** Exercise aim **
Retype each record shown below, leaving every character as it is.
#### Exercise data
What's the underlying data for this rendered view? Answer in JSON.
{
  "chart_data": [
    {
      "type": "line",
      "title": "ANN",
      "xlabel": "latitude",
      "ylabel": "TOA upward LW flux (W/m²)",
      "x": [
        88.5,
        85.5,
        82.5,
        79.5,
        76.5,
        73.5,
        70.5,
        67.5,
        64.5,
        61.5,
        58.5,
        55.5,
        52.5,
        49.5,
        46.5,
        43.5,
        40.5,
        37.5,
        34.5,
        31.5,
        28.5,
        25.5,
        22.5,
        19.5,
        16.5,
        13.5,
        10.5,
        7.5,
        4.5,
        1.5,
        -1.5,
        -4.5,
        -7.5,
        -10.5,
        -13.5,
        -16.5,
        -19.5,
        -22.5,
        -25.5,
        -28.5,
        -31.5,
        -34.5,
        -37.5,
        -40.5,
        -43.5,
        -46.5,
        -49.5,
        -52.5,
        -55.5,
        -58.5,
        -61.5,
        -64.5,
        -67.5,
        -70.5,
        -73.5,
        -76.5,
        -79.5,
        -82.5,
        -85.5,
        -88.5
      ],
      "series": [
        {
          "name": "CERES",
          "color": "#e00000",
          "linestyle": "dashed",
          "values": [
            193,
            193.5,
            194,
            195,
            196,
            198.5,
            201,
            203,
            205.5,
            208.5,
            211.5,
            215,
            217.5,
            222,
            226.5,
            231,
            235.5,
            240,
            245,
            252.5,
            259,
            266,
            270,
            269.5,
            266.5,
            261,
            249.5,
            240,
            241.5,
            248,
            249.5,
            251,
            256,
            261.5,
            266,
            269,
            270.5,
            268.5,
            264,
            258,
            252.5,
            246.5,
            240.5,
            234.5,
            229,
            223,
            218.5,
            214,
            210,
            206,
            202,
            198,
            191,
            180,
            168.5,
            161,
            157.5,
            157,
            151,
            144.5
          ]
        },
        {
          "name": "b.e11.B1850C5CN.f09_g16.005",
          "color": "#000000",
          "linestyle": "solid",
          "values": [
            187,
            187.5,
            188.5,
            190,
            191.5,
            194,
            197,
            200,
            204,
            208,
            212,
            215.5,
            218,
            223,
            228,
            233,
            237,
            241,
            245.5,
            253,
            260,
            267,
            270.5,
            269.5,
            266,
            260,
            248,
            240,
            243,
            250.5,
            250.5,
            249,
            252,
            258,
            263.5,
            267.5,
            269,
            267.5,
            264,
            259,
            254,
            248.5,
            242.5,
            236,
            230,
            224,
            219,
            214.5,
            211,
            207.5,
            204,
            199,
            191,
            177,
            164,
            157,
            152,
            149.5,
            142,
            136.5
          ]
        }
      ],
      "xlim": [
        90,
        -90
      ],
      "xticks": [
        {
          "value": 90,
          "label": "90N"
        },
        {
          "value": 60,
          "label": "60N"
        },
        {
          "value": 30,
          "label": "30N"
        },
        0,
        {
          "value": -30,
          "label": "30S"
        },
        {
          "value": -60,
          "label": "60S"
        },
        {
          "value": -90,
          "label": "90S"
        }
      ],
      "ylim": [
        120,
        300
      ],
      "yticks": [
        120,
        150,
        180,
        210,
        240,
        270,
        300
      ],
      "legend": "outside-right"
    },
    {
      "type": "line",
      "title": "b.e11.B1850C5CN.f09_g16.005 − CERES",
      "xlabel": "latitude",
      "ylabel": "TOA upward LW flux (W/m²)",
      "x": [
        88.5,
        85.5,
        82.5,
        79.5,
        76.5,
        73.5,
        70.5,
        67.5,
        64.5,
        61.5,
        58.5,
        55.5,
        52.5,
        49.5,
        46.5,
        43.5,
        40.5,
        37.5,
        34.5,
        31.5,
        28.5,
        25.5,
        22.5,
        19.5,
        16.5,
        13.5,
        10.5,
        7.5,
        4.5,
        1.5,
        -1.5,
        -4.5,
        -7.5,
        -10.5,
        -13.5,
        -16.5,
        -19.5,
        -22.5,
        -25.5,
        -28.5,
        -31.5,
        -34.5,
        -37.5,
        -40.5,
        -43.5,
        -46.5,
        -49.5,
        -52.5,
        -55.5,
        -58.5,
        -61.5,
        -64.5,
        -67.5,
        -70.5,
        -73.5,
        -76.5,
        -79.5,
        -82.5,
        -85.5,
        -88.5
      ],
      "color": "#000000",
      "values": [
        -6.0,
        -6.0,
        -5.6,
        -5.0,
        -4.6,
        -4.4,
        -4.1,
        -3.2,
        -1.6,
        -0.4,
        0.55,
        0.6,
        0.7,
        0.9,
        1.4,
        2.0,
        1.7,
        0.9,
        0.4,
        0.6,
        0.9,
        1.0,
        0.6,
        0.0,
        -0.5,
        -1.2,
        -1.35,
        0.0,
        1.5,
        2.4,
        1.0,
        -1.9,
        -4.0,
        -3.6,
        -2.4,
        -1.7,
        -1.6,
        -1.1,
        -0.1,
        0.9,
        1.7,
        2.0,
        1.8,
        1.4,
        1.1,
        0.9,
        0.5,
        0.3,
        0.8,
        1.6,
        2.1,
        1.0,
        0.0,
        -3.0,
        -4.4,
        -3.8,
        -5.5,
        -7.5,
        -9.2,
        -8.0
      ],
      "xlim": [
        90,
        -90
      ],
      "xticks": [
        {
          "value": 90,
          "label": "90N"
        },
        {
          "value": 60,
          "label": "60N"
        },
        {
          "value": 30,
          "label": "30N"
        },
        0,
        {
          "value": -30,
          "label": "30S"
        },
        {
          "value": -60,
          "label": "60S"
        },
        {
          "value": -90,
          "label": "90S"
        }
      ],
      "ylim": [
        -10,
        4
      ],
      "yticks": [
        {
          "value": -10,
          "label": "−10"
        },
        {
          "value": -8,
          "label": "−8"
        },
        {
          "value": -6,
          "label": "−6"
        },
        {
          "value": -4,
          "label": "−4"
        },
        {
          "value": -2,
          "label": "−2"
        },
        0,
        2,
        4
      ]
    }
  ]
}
########
** The answer **
What's the underlying data for this rendered view? Answer in JSON.
{
  "chart_data": [
    {
      "type": "line",
      "title": "ANN",
      "xlabel": "latitude",
      "ylabel": "TOA upward LW flux (W/m²)",
      "x": [
        88.5,
        85.5,
        82.5,
        79.5,
        76.5,
        73.5,
        70.5,
        67.5,
        64.5,
        61.5,
        58.5,
        55.5,
        52.5,
        49.5,
        46.5,
        43.5,
        40.5,
        37.5,
        34.5,
        31.5,
        28.5,
        25.5,
        22.5,
        19.5,
        16.5,
        13.5,
        10.5,
        7.5,
        4.5,
        1.5,
        -1.5,
        -4.5,
        -7.5,
        -10.5,
        -13.5,
        -16.5,
        -19.5,
        -22.5,
        -25.5,
        -28.5,
        -31.5,
        -34.5,
        -37.5,
        -40.5,
        -43.5,
        -46.5,
        -49.5,
        -52.5,
        -55.5,
        -58.5,
        -61.5,
        -64.5,
        -67.5,
        -70.5,
        -73.5,
        -76.5,
        -79.5,
        -82.5,
        -85.5,
        -88.5
      ],
      "series": [
        {
          "name": "CERES",
          "color": "#e00000",
          "linestyle": "dashed",
          "values": [
            193,
            193.5,
            194,
            195,
            196,
            198.5,
            201,
            203,
            205.5,
            208.5,
            211.5,
            215,
            217.5,
            222,
            226.5,
            231,
            235.5,
            240,
            245,
            252.5,
            259,
            266,
            270,
            269.5,
            266.5,
            261,
            249.5,
            240,
            241.5,
            248,
            249.5,
            251,
            256,
            261.5,
            266,
            269,
            270.5,
            268.5,
            264,
            258,
            252.5,
            246.5,
            240.5,
            234.5,
            229,
            223,
            218.5,
            214,
            210,
            206,
            202,
            198,
            191,
            180,
            168.5,
            161,
            157.5,
            157,
            151,
            144.5
          ]
        },
        {
          "name": "b.e11.B1850C5CN.f09_g16.005",
          "color": "#000000",
          "linestyle": "solid",
          "values": [
            187,
            187.5,
            188.5,
            190,
            191.5,
            194,
            197,
            200,
            204,
            208,
            212,
            215.5,
            218,
            223,
            228,
            233,
            237,
            241,
            245.5,
            253,
            260,
            267,
            270.5,
            269.5,
            266,
            260,
            248,
            240,
            243,
            250.5,
            250.5,
            249,
            252,
            258,
            263.5,
            267.5,
            269,
            267.5,
            264,
            259,
            254,
            248.5,
            242.5,
            236,
            230,
            224,
            219,
            214.5,
            211,
            207.5,
            204,
            199,
            191,
            177,
            164,
            157,
            152,
            149.5,
            142,
            136.5
          ]
        }
      ],
      "xlim": [
        90,
        -90
      ],
      "xticks": [
        {
          "value": 90,
          "label": "90N"
        },
        {
          "value": 60,
          "label": "60N"
        },
        {
          "value": 30,
          "label": "30N"
        },
        0,
        {
          "value": -30,
          "label": "30S"
        },
        {
          "value": -60,
          "label": "60S"
        },
        {
          "value": -90,
          "label": "90S"
        }
      ],
      "ylim": [
        120,
        300
      ],
      "yticks": [
        120,
        150,
        180,
        210,
        240,
        270,
        300
      ],
      "legend": "outside-right"
    },
    {
      "type": "line",
      "title": "b.e11.B1850C5CN.f09_g16.005 − CERES",
      "xlabel": "latitude",
      "ylabel": "TOA upward LW flux (W/m²)",
      "x": [
        88.5,
        85.5,
        82.5,
        79.5,
        76.5,
        73.5,
        70.5,
        67.5,
        64.5,
        61.5,
        58.5,
        55.5,
        52.5,
        49.5,
        46.5,
        43.5,
        40.5,
        37.5,
        34.5,
        31.5,
        28.5,
        25.5,
        22.5,
        19.5,
        16.5,
        13.5,
        10.5,
        7.5,
        4.5,
        1.5,
        -1.5,
        -4.5,
        -7.5,
        -10.5,
        -13.5,
        -16.5,
        -19.5,
        -22.5,
        -25.5,
        -28.5,
        -31.5,
        -34.5,
        -37.5,
        -40.5,
        -43.5,
        -46.5,
        -49.5,
        -52.5,
        -55.5,
        -58.5,
        -61.5,
        -64.5,
        -67.5,
        -70.5,
        -73.5,
        -76.5,
        -79.5,
        -82.5,
        -85.5,
        -88.5
      ],
      "color": "#000000",
      "values": [
        -6.0,
        -6.0,
        -5.6,
        -5.0,
        -4.6,
        -4.4,
        -4.1,
        -3.2,
        -1.6,
        -0.4,
        0.55,
        0.6,
        0.7,
        0.9,
        1.4,
        2.0,
        1.7,
        0.9,
        0.4,
        0.6,
        0.9,
        1.0,
        0.6,
        0.0,
        -0.5,
        -1.2,
        -1.35,
        0.0,
        1.5,
        2.4,
        1.0,
        -1.9,
        -4.0,
        -3.6,
        -2.4,
        -1.7,
        -1.6,
        -1.1,
        -0.1,
        0.9,
        1.7,
        2.0,
        1.8,
        1.4,
        1.1,
        0.9,
        0.5,
        0.3,
        0.8,
        1.6,
        2.1,
        1.0,
        0.0,
        -3.0,
        -4.4,
        -3.8,
        -5.5,
        -7.5,
        -9.2,
        -8.0
      ],
      "xlim": [
        90,
        -90
      ],
      "xticks": [
        {
          "value": 90,
          "label": "90N"
        },
        {
          "value": 60,
          "label": "60N"
        },
        {
          "value": 30,
          "label": "30N"
        },
        0,
        {
          "value": -30,
          "label": "30S"
        },
        {
          "value": -60,
          "label": "60S"
        },
        {
          "value": -90,
          "label": "90S"
        }
      ],
      "ylim": [
        -10,
        4
      ],
      "yticks": [
        {
          "value": -10,
          "label": "−10"
        },
        {
          "value": -8,
          "label": "−8"
        },
        {
          "value": -6,
          "label": "−6"
        },
        {
          "value": -4,
          "label": "−4"
        },
        {
          "value": -2,
          "label": "−2"
        },
        0,
        2,
        4
      ]
    }
  ]
}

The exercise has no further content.